**Listed entries:**
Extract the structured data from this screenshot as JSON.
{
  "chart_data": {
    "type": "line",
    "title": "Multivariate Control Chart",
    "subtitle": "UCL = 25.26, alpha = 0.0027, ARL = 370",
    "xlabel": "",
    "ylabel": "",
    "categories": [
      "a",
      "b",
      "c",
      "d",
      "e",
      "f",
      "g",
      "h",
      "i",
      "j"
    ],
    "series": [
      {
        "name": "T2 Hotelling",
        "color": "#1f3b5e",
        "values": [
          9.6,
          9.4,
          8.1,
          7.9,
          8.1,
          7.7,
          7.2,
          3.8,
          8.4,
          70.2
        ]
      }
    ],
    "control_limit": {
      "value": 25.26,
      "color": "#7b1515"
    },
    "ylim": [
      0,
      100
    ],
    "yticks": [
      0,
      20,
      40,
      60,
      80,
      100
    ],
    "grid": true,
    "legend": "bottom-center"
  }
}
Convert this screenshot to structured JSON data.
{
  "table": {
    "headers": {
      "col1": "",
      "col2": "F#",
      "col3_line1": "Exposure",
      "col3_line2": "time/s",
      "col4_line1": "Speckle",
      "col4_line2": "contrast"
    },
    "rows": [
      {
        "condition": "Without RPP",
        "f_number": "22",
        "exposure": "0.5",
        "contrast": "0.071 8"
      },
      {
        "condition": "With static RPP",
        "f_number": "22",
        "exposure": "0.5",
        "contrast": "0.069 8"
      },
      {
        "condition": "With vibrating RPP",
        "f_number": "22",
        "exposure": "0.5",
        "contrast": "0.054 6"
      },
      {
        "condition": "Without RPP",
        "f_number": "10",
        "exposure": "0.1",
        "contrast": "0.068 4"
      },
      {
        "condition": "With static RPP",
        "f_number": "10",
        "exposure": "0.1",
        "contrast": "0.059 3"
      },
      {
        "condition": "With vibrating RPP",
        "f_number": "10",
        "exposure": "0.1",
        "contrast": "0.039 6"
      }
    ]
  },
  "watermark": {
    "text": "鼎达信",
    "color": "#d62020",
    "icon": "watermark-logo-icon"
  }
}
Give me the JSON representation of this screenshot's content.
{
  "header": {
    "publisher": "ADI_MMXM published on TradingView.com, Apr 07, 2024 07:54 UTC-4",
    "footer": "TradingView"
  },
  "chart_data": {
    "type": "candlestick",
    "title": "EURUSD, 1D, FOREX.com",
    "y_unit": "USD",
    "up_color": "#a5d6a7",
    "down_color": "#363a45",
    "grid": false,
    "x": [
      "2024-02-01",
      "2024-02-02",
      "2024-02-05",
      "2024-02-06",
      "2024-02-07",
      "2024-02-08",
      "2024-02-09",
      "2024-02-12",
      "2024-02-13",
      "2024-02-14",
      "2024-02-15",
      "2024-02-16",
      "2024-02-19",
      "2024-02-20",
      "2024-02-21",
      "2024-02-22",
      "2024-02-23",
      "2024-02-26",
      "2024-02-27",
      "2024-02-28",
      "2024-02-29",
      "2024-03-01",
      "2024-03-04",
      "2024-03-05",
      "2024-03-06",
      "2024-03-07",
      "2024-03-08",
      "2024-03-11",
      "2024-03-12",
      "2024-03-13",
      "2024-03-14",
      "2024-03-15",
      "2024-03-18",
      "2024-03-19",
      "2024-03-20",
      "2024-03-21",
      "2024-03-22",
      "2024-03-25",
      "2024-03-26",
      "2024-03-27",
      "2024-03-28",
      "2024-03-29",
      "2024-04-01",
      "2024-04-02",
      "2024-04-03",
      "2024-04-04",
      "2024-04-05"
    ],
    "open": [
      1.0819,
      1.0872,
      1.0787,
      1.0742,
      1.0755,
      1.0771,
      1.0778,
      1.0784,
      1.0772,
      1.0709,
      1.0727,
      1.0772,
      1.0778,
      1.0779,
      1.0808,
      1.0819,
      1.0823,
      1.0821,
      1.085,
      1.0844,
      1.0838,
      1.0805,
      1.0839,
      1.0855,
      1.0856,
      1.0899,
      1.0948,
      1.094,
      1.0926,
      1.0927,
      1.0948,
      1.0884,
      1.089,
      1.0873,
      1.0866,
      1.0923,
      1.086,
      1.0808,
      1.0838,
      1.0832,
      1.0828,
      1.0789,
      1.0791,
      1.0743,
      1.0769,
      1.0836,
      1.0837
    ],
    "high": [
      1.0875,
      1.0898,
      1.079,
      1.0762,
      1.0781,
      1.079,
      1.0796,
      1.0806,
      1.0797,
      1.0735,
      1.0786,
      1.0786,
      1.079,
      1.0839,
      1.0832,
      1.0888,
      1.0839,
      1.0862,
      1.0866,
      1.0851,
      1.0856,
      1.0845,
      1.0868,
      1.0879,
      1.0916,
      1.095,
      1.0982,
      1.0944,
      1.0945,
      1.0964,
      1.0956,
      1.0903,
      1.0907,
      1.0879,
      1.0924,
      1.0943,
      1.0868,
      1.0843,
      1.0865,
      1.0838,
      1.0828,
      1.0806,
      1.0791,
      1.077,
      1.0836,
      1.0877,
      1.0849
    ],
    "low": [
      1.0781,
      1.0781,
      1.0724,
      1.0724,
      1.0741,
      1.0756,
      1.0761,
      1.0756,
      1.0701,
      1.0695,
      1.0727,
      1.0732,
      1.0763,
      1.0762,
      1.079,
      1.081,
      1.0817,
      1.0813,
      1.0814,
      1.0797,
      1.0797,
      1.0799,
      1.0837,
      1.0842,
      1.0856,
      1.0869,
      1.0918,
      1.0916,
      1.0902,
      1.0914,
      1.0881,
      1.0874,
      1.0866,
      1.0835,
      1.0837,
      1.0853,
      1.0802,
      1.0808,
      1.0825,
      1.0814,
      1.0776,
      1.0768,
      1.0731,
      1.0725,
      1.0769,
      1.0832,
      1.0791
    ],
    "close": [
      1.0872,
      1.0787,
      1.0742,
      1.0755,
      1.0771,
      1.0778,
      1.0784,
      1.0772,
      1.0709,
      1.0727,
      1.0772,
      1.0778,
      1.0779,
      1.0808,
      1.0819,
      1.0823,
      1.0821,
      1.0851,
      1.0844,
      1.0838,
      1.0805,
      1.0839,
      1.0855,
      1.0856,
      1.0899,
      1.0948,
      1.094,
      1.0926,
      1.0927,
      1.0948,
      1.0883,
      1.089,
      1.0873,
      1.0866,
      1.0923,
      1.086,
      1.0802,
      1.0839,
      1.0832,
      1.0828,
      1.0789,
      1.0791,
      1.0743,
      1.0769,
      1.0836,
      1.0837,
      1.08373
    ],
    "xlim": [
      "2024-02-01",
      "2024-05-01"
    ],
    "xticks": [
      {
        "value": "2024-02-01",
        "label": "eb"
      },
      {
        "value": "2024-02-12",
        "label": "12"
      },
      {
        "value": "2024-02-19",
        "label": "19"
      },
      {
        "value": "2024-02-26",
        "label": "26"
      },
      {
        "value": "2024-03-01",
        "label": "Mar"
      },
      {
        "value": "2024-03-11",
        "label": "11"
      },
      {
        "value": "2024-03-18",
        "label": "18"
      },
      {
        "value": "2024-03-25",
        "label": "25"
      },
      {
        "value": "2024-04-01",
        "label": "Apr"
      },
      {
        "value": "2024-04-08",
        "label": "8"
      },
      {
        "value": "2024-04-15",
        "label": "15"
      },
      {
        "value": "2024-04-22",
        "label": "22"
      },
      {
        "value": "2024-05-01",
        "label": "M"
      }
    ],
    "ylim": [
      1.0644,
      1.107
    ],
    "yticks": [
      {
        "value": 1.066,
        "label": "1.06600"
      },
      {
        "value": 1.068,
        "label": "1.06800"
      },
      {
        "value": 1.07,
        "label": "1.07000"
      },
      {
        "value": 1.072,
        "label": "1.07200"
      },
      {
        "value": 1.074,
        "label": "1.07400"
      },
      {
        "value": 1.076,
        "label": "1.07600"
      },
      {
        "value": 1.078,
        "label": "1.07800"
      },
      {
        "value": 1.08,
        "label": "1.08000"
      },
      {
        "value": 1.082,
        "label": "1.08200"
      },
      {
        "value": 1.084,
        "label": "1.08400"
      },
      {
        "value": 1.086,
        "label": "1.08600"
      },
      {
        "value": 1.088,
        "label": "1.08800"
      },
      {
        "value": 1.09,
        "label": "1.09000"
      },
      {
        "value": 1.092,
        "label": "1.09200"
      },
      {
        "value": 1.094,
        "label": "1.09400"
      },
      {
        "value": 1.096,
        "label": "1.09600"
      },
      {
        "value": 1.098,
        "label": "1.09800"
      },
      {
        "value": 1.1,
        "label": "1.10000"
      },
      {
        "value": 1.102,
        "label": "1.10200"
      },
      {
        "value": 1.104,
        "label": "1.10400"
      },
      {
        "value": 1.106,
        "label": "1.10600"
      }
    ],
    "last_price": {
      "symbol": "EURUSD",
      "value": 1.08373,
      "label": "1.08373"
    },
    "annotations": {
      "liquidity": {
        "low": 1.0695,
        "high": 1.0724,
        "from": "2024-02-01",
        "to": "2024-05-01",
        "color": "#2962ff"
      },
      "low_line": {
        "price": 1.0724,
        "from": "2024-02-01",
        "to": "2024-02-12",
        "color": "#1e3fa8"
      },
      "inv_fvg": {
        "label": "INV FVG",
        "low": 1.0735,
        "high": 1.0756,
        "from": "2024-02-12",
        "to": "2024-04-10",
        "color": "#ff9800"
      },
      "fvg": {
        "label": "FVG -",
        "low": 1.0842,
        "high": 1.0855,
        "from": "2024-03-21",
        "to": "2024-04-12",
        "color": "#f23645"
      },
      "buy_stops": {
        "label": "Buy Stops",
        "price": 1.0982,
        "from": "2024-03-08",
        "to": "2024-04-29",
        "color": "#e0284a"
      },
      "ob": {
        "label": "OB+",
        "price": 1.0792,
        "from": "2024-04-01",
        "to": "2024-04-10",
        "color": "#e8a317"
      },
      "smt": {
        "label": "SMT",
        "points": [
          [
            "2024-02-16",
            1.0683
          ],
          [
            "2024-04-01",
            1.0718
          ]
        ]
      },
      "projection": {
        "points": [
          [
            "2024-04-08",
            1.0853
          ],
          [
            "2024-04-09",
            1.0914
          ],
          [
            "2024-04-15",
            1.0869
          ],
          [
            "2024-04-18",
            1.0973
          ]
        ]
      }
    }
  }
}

**Work to be completed:**
In the data above, how many lines contain the string "JSON"? Answer with the number only.

**Solution for this exercise:**
3